Reproduce the data without changes, starting at its first line and ending at the line containing "- x-tick-label: 40: [519, 294, 538, 313]", with both of those lines included.

[START]

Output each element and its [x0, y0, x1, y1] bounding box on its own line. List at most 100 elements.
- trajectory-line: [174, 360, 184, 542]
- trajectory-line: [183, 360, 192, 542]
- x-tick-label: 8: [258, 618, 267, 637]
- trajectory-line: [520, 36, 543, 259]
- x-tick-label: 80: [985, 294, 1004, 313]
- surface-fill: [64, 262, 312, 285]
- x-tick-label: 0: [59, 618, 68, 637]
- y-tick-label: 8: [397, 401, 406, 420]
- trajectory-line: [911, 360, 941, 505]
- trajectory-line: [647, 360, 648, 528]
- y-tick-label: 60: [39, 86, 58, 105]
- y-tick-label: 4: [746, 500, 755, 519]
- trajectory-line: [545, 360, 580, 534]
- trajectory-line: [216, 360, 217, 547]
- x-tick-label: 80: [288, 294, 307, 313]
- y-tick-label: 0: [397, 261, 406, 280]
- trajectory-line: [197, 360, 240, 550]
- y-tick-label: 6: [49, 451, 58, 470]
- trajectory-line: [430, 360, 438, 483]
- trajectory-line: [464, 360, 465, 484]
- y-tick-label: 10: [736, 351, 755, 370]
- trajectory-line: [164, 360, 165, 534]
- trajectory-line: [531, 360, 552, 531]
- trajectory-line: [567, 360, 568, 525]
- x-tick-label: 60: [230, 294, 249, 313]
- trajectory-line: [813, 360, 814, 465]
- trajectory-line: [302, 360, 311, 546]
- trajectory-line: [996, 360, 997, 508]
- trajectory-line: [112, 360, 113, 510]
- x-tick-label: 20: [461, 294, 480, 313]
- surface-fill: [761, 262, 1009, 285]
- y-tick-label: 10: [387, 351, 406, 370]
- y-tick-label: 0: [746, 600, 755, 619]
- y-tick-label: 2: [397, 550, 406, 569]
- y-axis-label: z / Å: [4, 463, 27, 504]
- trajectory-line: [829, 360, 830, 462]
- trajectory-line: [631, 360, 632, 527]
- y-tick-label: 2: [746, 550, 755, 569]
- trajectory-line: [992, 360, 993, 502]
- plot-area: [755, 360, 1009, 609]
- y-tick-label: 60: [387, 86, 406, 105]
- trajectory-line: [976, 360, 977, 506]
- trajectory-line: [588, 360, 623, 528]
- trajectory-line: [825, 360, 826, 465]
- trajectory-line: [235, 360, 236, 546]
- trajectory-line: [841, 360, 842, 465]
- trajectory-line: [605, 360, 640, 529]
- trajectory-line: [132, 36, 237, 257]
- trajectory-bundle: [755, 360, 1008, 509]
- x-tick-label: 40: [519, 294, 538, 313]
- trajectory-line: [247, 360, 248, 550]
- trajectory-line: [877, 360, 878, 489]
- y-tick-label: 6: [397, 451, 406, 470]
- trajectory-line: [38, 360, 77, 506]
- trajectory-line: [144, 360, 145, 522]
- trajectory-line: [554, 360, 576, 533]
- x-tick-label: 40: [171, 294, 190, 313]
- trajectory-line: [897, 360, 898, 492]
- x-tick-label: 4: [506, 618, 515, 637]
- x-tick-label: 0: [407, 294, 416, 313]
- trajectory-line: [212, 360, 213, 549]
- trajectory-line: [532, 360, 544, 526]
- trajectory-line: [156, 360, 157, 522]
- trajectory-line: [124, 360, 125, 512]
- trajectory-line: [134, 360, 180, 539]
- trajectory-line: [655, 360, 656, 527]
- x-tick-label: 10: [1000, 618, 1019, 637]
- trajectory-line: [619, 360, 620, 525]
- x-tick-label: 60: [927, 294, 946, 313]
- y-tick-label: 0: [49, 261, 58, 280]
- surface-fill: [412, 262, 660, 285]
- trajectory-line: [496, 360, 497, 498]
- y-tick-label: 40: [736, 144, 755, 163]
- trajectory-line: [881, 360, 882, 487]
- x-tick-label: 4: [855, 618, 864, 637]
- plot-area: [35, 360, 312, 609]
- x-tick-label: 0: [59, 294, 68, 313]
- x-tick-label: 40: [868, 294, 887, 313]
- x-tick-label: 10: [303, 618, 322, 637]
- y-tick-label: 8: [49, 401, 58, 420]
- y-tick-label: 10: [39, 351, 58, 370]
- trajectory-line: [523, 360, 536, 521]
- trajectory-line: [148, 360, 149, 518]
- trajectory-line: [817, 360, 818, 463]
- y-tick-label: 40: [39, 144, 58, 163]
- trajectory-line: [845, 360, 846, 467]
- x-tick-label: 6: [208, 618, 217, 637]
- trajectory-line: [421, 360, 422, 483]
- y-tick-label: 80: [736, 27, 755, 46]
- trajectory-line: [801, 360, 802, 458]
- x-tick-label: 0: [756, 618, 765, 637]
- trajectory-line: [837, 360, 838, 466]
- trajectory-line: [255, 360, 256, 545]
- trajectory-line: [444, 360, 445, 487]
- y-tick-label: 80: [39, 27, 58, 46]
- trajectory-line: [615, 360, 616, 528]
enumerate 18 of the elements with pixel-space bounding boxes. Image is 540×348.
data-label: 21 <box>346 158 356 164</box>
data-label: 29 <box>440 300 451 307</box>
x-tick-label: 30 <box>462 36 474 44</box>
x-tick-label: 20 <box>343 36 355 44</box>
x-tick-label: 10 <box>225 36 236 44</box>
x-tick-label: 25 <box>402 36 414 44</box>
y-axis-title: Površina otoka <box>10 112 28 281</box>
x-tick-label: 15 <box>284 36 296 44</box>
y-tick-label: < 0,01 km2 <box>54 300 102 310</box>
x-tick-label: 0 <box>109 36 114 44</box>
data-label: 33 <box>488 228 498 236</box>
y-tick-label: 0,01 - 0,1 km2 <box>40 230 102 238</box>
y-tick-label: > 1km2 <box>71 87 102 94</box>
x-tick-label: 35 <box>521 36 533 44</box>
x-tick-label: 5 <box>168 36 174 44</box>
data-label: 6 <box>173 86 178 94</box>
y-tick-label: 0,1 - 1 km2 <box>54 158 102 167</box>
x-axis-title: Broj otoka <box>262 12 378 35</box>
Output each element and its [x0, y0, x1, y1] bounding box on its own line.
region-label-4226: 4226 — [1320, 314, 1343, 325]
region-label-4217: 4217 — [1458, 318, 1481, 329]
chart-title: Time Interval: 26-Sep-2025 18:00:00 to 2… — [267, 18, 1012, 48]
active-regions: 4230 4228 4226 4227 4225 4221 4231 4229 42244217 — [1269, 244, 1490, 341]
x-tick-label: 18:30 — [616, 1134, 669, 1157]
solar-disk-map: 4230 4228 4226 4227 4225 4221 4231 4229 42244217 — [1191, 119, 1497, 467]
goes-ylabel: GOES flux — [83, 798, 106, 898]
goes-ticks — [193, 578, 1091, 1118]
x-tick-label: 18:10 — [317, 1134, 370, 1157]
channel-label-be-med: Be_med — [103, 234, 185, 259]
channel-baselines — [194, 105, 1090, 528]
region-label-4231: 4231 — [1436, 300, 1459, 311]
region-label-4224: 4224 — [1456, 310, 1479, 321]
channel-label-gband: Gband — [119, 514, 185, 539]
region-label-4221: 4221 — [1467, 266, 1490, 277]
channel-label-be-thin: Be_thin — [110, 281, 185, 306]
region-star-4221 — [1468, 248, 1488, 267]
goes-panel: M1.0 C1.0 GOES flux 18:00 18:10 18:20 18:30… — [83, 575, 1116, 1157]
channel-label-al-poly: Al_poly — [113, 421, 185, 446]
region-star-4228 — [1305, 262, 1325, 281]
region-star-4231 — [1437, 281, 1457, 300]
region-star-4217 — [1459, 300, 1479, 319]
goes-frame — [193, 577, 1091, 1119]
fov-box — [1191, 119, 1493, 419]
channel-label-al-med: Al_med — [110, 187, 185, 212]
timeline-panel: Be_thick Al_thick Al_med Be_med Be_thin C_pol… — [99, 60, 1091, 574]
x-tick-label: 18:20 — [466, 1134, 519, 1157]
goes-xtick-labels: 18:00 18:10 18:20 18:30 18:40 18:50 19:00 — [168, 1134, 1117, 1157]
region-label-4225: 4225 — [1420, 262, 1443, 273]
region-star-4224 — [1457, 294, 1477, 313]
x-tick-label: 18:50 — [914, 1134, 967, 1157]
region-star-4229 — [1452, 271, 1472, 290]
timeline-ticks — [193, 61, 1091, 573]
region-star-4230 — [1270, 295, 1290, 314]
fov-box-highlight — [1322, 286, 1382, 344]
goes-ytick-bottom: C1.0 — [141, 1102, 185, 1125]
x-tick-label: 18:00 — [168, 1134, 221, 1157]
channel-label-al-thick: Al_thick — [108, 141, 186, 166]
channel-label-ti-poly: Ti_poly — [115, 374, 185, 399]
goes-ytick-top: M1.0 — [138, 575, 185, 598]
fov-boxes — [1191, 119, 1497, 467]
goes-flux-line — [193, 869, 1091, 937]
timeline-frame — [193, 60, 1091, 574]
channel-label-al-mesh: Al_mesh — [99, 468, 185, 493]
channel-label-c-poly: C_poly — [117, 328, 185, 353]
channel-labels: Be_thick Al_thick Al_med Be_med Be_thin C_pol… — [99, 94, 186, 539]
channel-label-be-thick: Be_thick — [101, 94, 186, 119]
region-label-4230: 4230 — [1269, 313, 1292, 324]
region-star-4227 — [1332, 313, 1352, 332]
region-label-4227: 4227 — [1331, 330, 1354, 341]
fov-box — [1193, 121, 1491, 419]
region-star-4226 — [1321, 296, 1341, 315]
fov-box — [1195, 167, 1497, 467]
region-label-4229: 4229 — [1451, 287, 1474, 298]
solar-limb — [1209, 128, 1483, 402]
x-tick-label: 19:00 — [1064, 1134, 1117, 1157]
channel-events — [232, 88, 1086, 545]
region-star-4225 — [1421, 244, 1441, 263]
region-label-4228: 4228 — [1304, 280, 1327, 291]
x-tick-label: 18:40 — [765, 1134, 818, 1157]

[END]

* Correct result:
Output each element and its [x0, y0, x1, y1] bounding box on its own line. List at most 100 elements.
- trajectory-line: [174, 360, 184, 542]
- trajectory-line: [183, 360, 192, 542]
- x-tick-label: 8: [258, 618, 267, 637]
- trajectory-line: [520, 36, 543, 259]
- x-tick-label: 80: [985, 294, 1004, 313]
- surface-fill: [64, 262, 312, 285]
- x-tick-label: 0: [59, 618, 68, 637]
- y-tick-label: 8: [397, 401, 406, 420]
- trajectory-line: [911, 360, 941, 505]
- trajectory-line: [647, 360, 648, 528]
- y-tick-label: 60: [39, 86, 58, 105]
- y-tick-label: 4: [746, 500, 755, 519]
- trajectory-line: [545, 360, 580, 534]
- trajectory-line: [216, 360, 217, 547]
- x-tick-label: 80: [288, 294, 307, 313]
- y-tick-label: 0: [397, 261, 406, 280]
- trajectory-line: [197, 360, 240, 550]
- y-tick-label: 6: [49, 451, 58, 470]
- trajectory-line: [430, 360, 438, 483]
- trajectory-line: [464, 360, 465, 484]
- y-tick-label: 10: [736, 351, 755, 370]
- trajectory-line: [164, 360, 165, 534]
- trajectory-line: [531, 360, 552, 531]
- trajectory-line: [567, 360, 568, 525]
- x-tick-label: 60: [230, 294, 249, 313]
- trajectory-line: [813, 360, 814, 465]
- trajectory-line: [302, 360, 311, 546]
- trajectory-line: [996, 360, 997, 508]
- trajectory-line: [112, 360, 113, 510]
- x-tick-label: 20: [461, 294, 480, 313]
- surface-fill: [761, 262, 1009, 285]
- y-tick-label: 10: [387, 351, 406, 370]
- y-tick-label: 0: [746, 600, 755, 619]
- y-tick-label: 2: [397, 550, 406, 569]
- y-axis-label: z / Å: [4, 463, 27, 504]
- trajectory-line: [829, 360, 830, 462]
- trajectory-line: [631, 360, 632, 527]
- y-tick-label: 2: [746, 550, 755, 569]
- trajectory-line: [992, 360, 993, 502]
- plot-area: [755, 360, 1009, 609]
- y-tick-label: 60: [387, 86, 406, 105]
- trajectory-line: [976, 360, 977, 506]
- trajectory-line: [588, 360, 623, 528]
- trajectory-line: [825, 360, 826, 465]
- trajectory-line: [235, 360, 236, 546]
- trajectory-line: [841, 360, 842, 465]
- trajectory-line: [605, 360, 640, 529]
- trajectory-line: [132, 36, 237, 257]
- trajectory-bundle: [755, 360, 1008, 509]
- x-tick-label: 40: [519, 294, 538, 313]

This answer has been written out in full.